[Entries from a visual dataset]
--------------------------------
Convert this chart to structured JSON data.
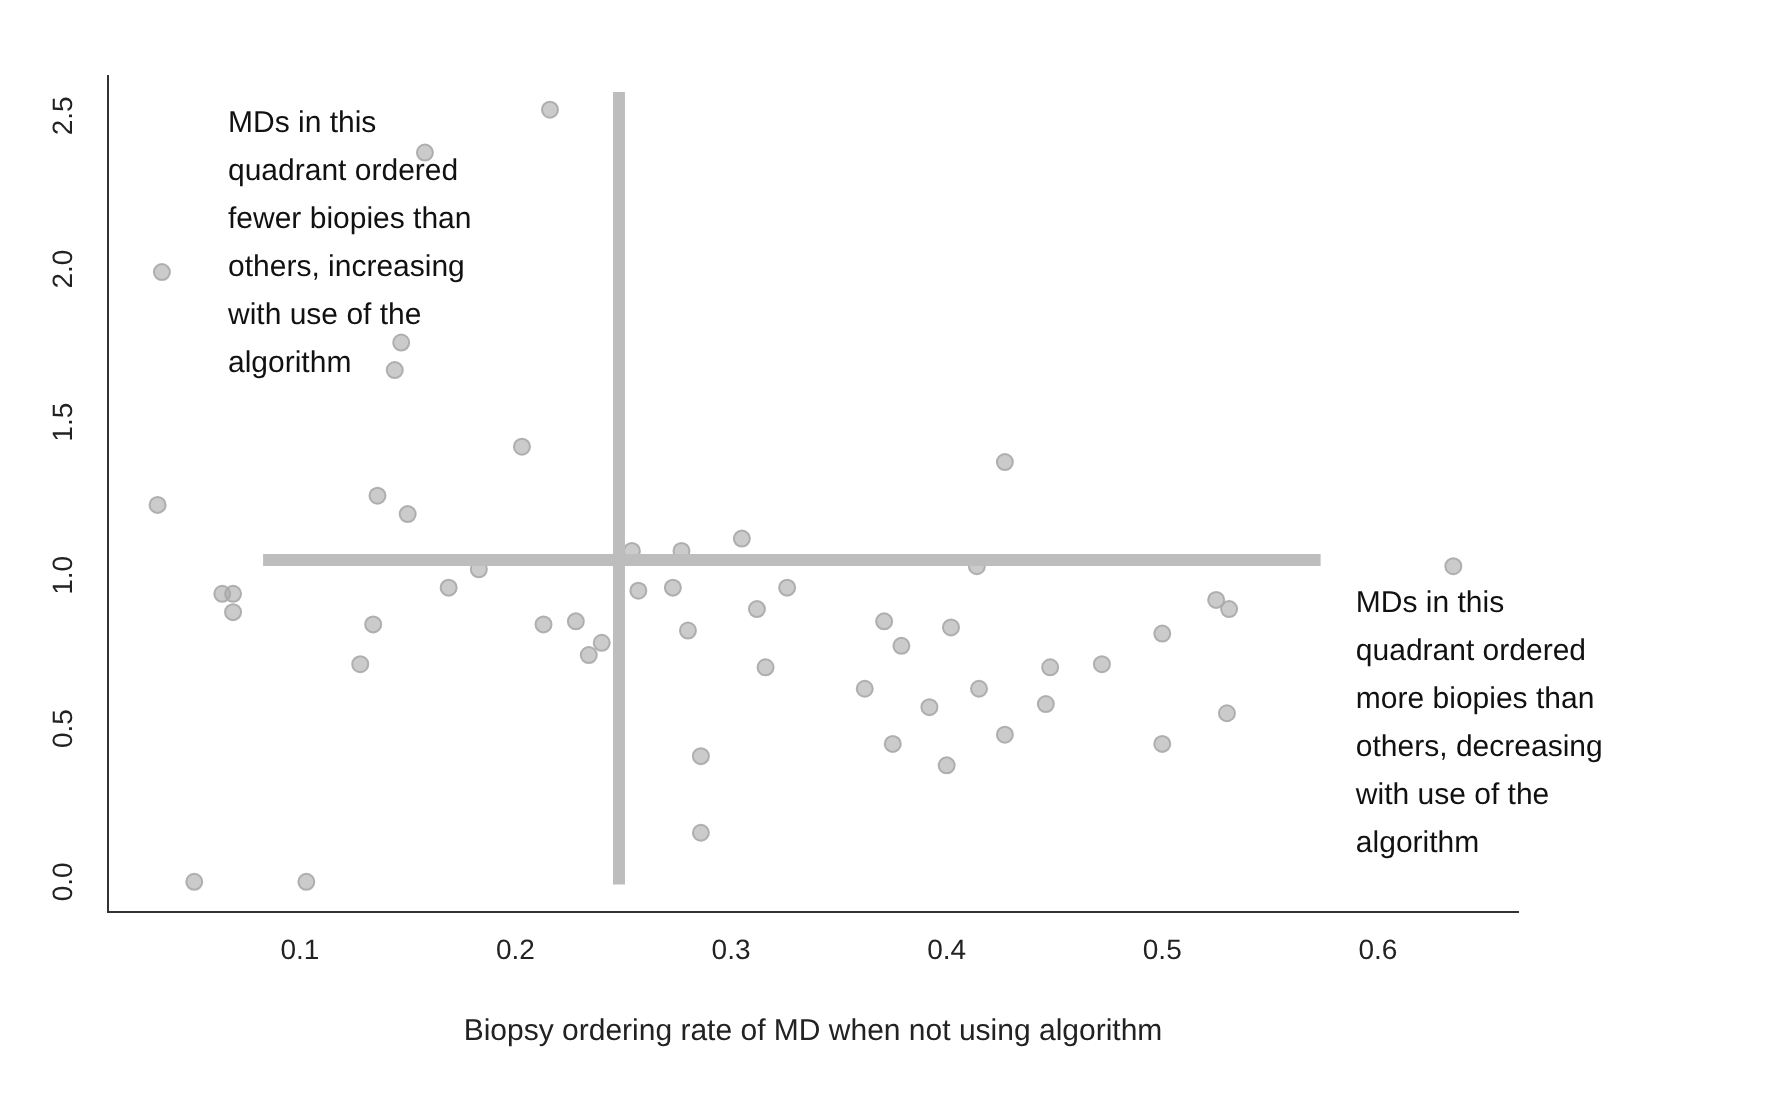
{
  "chart_data": {
    "type": "scatter",
    "xlabel": "Biopsy ordering rate of MD when not using algorithm",
    "annotations": [
      "MDs in this quadrant ordered fewer biopies than others, increasing with use of the algorithm",
      "MDs in this quadrant ordered more biopies than others, decreasing with use of the algorithm"
    ],
    "x": [
      0.216,
      0.158,
      0.036,
      0.147,
      0.144,
      0.203,
      0.034,
      0.136,
      0.15,
      0.183,
      0.169,
      0.064,
      0.069,
      0.069,
      0.134,
      0.128,
      0.051,
      0.103,
      0.213,
      0.228,
      0.234,
      0.24,
      0.254,
      0.257,
      0.273,
      0.277,
      0.28,
      0.286,
      0.286,
      0.305,
      0.312,
      0.316,
      0.326,
      0.362,
      0.371,
      0.375,
      0.379,
      0.392,
      0.4,
      0.402,
      0.414,
      0.415,
      0.427,
      0.427,
      0.446,
      0.448,
      0.472,
      0.5,
      0.5,
      0.525,
      0.531,
      0.53,
      0.635
    ],
    "series": [
      {
        "color": "#a9a9a9",
        "values": [
          2.52,
          2.38,
          1.99,
          1.76,
          1.67,
          1.42,
          1.23,
          1.26,
          1.2,
          1.02,
          0.96,
          0.94,
          0.94,
          0.88,
          0.84,
          0.71,
          0.0,
          0.0,
          0.84,
          0.85,
          0.74,
          0.78,
          1.08,
          0.95,
          0.96,
          1.08,
          0.82,
          0.41,
          0.16,
          1.12,
          0.89,
          0.7,
          0.96,
          0.63,
          0.85,
          0.45,
          0.77,
          0.57,
          0.38,
          0.83,
          1.03,
          0.63,
          1.37,
          0.48,
          0.58,
          0.7,
          0.71,
          0.81,
          0.45,
          0.92,
          0.89,
          0.55,
          1.03
        ]
      }
    ],
    "xlim": [
      0.011,
      0.665
    ],
    "ylim": [
      -0.1,
      2.63
    ],
    "xticks": [
      0.1,
      0.2,
      0.3,
      0.4,
      0.5,
      0.6
    ],
    "yticks": [
      {
        "value": 0,
        "label": "0.0"
      },
      {
        "value": 0.5,
        "label": "0.5"
      },
      {
        "value": 1,
        "label": "1.0"
      },
      {
        "value": 1.5,
        "label": "1.5"
      },
      {
        "value": 2,
        "label": "2.0"
      },
      {
        "value": 2.5,
        "label": "2.5"
      }
    ],
    "ref_lines": [
      {
        "axis": "x",
        "value": 0.248,
        "color": "#bdbdbd"
      },
      {
        "axis": "y",
        "value": 1.05,
        "color": "#bdbdbd"
      }
    ],
    "grid": false,
    "legend": false,
    "marker": "circle"
  }
}
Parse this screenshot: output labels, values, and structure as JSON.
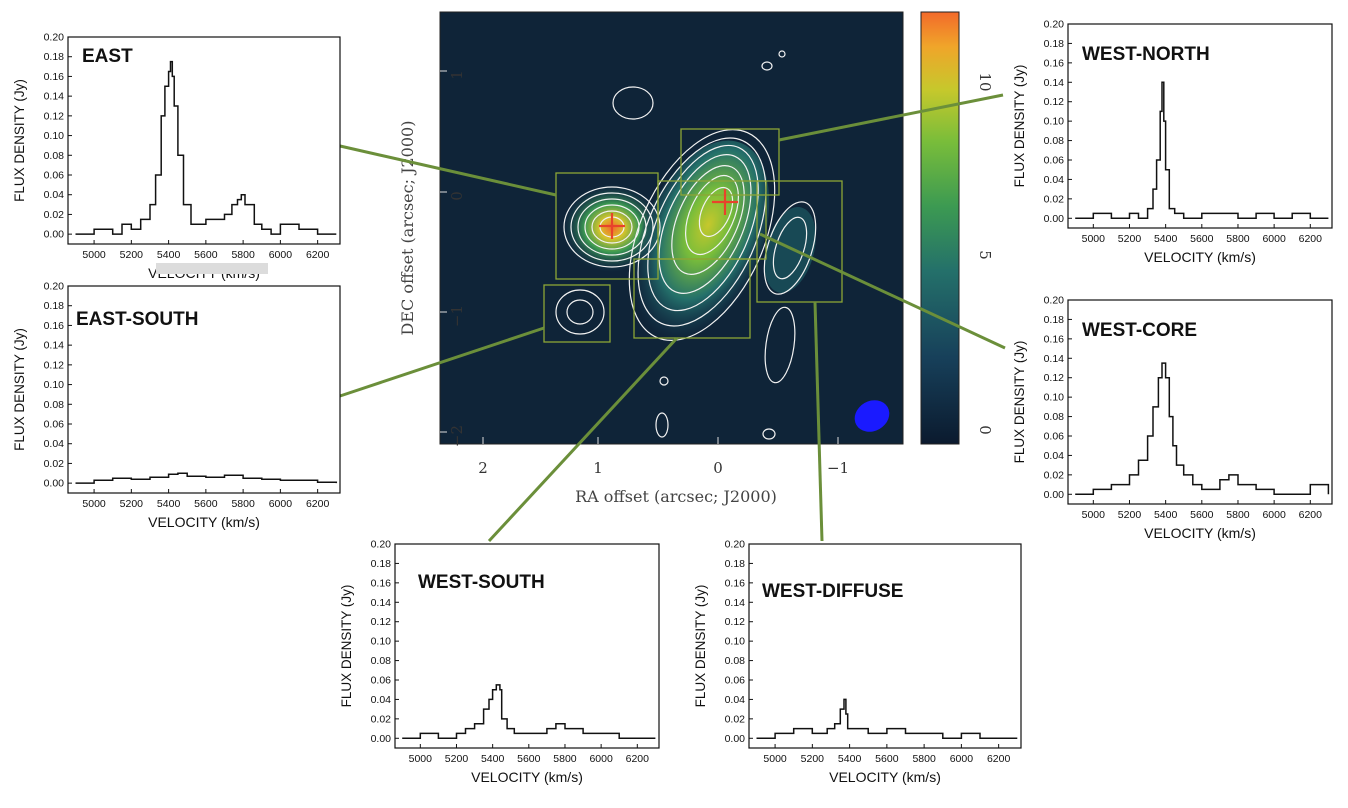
--------------------------------
Print all of the entries word for word. Omit the pictures they contain.

Convert this chart to structured JSON data.
{
  "chart_data": {
    "type": "scatter",
    "xlabel": "Biopsy ordering rate of MD when not using algorithm",
    "annotations": [
      "MDs in this quadrant ordered fewer biopies than others, increasing with use of the algorithm",
      "MDs in this quadrant ordered more biopies than others, decreasing with use of the algorithm"
    ],
    "x": [
      0.216,
      0.158,
      0.036,
      0.147,
      0.144,
      0.203,
      0.034,
      0.136,
      0.15,
      0.183,
      0.169,
      0.064,
      0.069,
      0.069,
      0.134,
      0.128,
      0.051,
      0.103,
      0.213,
      0.228,
      0.234,
      0.24,
      0.254,
      0.257,
      0.273,
      0.277,
      0.28,
      0.286,
      0.286,
      0.305,
      0.312,
      0.316,
      0.326,
      0.362,
      0.371,
      0.375,
      0.379,
      0.392,
      0.4,
      0.402,
      0.414,
      0.415,
      0.427,
      0.427,
      0.446,
      0.448,
      0.472,
      0.5,
      0.5,
      0.525,
      0.531,
      0.53,
      0.635
    ],
    "series": [
      {
        "color": "#a9a9a9",
        "values": [
          2.52,
          2.38,
          1.99,
          1.76,
          1.67,
          1.42,
          1.23,
          1.26,
          1.2,
          1.02,
          0.96,
          0.94,
          0.94,
          0.88,
          0.84,
          0.71,
          0.0,
          0.0,
          0.84,
          0.85,
          0.74,
          0.78,
          1.08,
          0.95,
          0.96,
          1.08,
          0.82,
          0.41,
          0.16,
          1.12,
          0.89,
          0.7,
          0.96,
          0.63,
          0.85,
          0.45,
          0.77,
          0.57,
          0.38,
          0.83,
          1.03,
          0.63,
          1.37,
          0.48,
          0.58,
          0.7,
          0.71,
          0.81,
          0.45,
          0.92,
          0.89,
          0.55,
          1.03
        ]
      }
    ],
    "xlim": [
      0.011,
      0.665
    ],
    "ylim": [
      -0.1,
      2.63
    ],
    "xticks": [
      0.1,
      0.2,
      0.3,
      0.4,
      0.5,
      0.6
    ],
    "yticks": [
      {
        "value": 0,
        "label": "0.0"
      },
      {
        "value": 0.5,
        "label": "0.5"
      },
      {
        "value": 1,
        "label": "1.0"
      },
      {
        "value": 1.5,
        "label": "1.5"
      },
      {
        "value": 2,
        "label": "2.0"
      },
      {
        "value": 2.5,
        "label": "2.5"
      }
    ],
    "ref_lines": [
      {
        "axis": "x",
        "value": 0.248,
        "color": "#bdbdbd"
      },
      {
        "axis": "y",
        "value": 1.05,
        "color": "#bdbdbd"
      }
    ],
    "grid": false,
    "legend": false,
    "marker": "circle"
  }
}
Parse this screenshot: output labels, values, and structure as JSON.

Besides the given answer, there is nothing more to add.